** Begin **

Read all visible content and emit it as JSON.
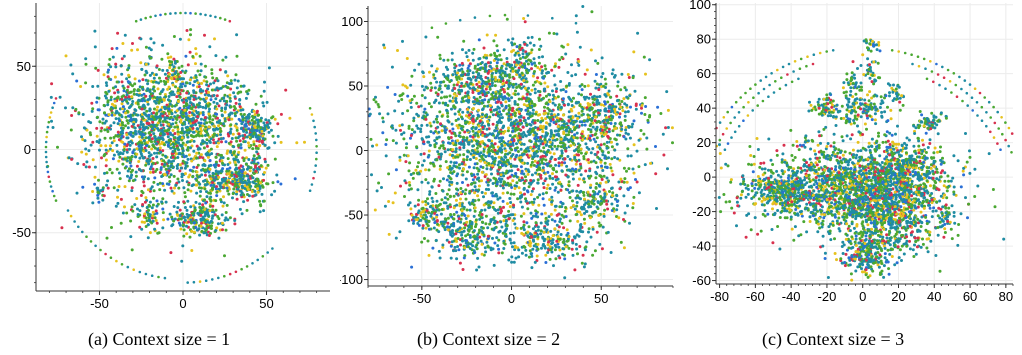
{
  "palette": [
    "#1f8ca3",
    "#4aa832",
    "#e6c21e",
    "#d8314e",
    "#2a6fd6"
  ],
  "chart_data": [
    {
      "type": "scatter",
      "caption": "(a) Context size = 1",
      "xlim": [
        -88,
        88
      ],
      "ylim": [
        -85,
        88
      ],
      "xticks": [
        -50,
        0,
        50
      ],
      "yticks": [
        -50,
        0,
        50
      ],
      "grid": true,
      "clusters": [
        {
          "x": -8,
          "y": 10,
          "sx": 26,
          "sy": 24,
          "n": 1300
        },
        {
          "x": -25,
          "y": 20,
          "sx": 14,
          "sy": 16,
          "n": 300
        },
        {
          "x": 8,
          "y": 25,
          "sx": 12,
          "sy": 12,
          "n": 220
        },
        {
          "x": 42,
          "y": 12,
          "sx": 6,
          "sy": 6,
          "n": 180
        },
        {
          "x": 38,
          "y": -18,
          "sx": 7,
          "sy": 7,
          "n": 220
        },
        {
          "x": 10,
          "y": -42,
          "sx": 8,
          "sy": 5,
          "n": 200
        },
        {
          "x": 20,
          "y": -18,
          "sx": 7,
          "sy": 6,
          "n": 130
        },
        {
          "x": -20,
          "y": -40,
          "sx": 5,
          "sy": 5,
          "n": 60
        },
        {
          "x": -5,
          "y": 44,
          "sx": 3,
          "sy": 3,
          "n": 25
        },
        {
          "x": -50,
          "y": -25,
          "sx": 3,
          "sy": 3,
          "n": 20
        }
      ],
      "arcs": [
        {
          "cx": 0,
          "cy": 0,
          "r": 82,
          "a0": 70,
          "a1": 110,
          "n": 20
        },
        {
          "cx": 0,
          "cy": 0,
          "r": 82,
          "a0": 158,
          "a1": 202,
          "n": 22
        },
        {
          "cx": 0,
          "cy": 0,
          "r": 78,
          "a0": 208,
          "a1": 262,
          "n": 20
        },
        {
          "cx": 0,
          "cy": 0,
          "r": 80,
          "a0": 272,
          "a1": 312,
          "n": 16
        },
        {
          "cx": 0,
          "cy": 0,
          "r": 80,
          "a0": 342,
          "a1": 378,
          "n": 14
        }
      ]
    },
    {
      "type": "scatter",
      "caption": "(b) Context size = 2",
      "xlim": [
        -80,
        90
      ],
      "ylim": [
        -105,
        112
      ],
      "xticks": [
        -50,
        0,
        50
      ],
      "yticks": [
        -100,
        -50,
        0,
        50,
        100
      ],
      "grid": true,
      "clusters": [
        {
          "x": 0,
          "y": 5,
          "sx": 33,
          "sy": 33,
          "n": 2400
        },
        {
          "x": -15,
          "y": 55,
          "sx": 14,
          "sy": 10,
          "n": 260
        },
        {
          "x": 50,
          "y": 30,
          "sx": 10,
          "sy": 12,
          "n": 220
        },
        {
          "x": -45,
          "y": -50,
          "sx": 6,
          "sy": 6,
          "n": 90
        },
        {
          "x": 20,
          "y": -70,
          "sx": 12,
          "sy": 8,
          "n": 200
        },
        {
          "x": -20,
          "y": -65,
          "sx": 12,
          "sy": 10,
          "n": 220
        },
        {
          "x": 45,
          "y": -40,
          "sx": 8,
          "sy": 8,
          "n": 120
        },
        {
          "x": 5,
          "y": 70,
          "sx": 6,
          "sy": 8,
          "n": 80
        }
      ],
      "arcs": [
        {
          "cx": 0,
          "cy": 0,
          "r": 105,
          "a0": 92,
          "a1": 115,
          "n": 6
        },
        {
          "cx": 0,
          "cy": 0,
          "r": 105,
          "a0": 70,
          "a1": 85,
          "n": 3
        }
      ]
    },
    {
      "type": "scatter",
      "caption": "(c) Context size = 3",
      "xlim": [
        -82,
        84
      ],
      "ylim": [
        -62,
        101
      ],
      "xticks": [
        -80,
        -60,
        -40,
        -20,
        0,
        20,
        40,
        60,
        80
      ],
      "yticks": [
        -60,
        -40,
        -20,
        0,
        20,
        40,
        60,
        80,
        100
      ],
      "grid": true,
      "clusters": [
        {
          "x": -5,
          "y": -5,
          "sx": 26,
          "sy": 13,
          "n": 1800
        },
        {
          "x": 15,
          "y": -25,
          "sx": 14,
          "sy": 10,
          "n": 500
        },
        {
          "x": -45,
          "y": -8,
          "sx": 10,
          "sy": 5,
          "n": 250
        },
        {
          "x": 2,
          "y": -45,
          "sx": 7,
          "sy": 6,
          "n": 220
        },
        {
          "x": 25,
          "y": 5,
          "sx": 10,
          "sy": 8,
          "n": 250
        },
        {
          "x": -20,
          "y": 40,
          "sx": 5,
          "sy": 3,
          "n": 60
        },
        {
          "x": 0,
          "y": 40,
          "sx": 8,
          "sy": 6,
          "n": 140
        },
        {
          "x": 37,
          "y": 32,
          "sx": 4,
          "sy": 3,
          "n": 60
        },
        {
          "x": 18,
          "y": 48,
          "sx": 3,
          "sy": 3,
          "n": 30
        },
        {
          "x": 5,
          "y": 77,
          "sx": 3,
          "sy": 2,
          "n": 25
        },
        {
          "x": 5,
          "y": 60,
          "sx": 3,
          "sy": 4,
          "n": 30
        },
        {
          "x": -5,
          "y": 55,
          "sx": 3,
          "sy": 5,
          "n": 30
        },
        {
          "x": 45,
          "y": -20,
          "sx": 3,
          "sy": 4,
          "n": 30
        }
      ],
      "arcs": [
        {
          "cx": 0,
          "cy": -20,
          "r": 95,
          "a0": 100,
          "a1": 165,
          "n": 30
        },
        {
          "cx": 0,
          "cy": -20,
          "r": 90,
          "a0": 108,
          "a1": 160,
          "n": 22
        },
        {
          "cx": 0,
          "cy": -20,
          "r": 85,
          "a0": 115,
          "a1": 155,
          "n": 16
        },
        {
          "cx": 0,
          "cy": -20,
          "r": 95,
          "a0": 15,
          "a1": 80,
          "n": 30
        },
        {
          "cx": 0,
          "cy": -20,
          "r": 90,
          "a0": 20,
          "a1": 72,
          "n": 22
        },
        {
          "cx": 0,
          "cy": -20,
          "r": 85,
          "a0": 25,
          "a1": 65,
          "n": 16
        }
      ]
    }
  ]
}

** End **

## THE REQUEST
Report how many lines in the listing include the word "Context". Give nothing but the count.

## FINISHED TASK
3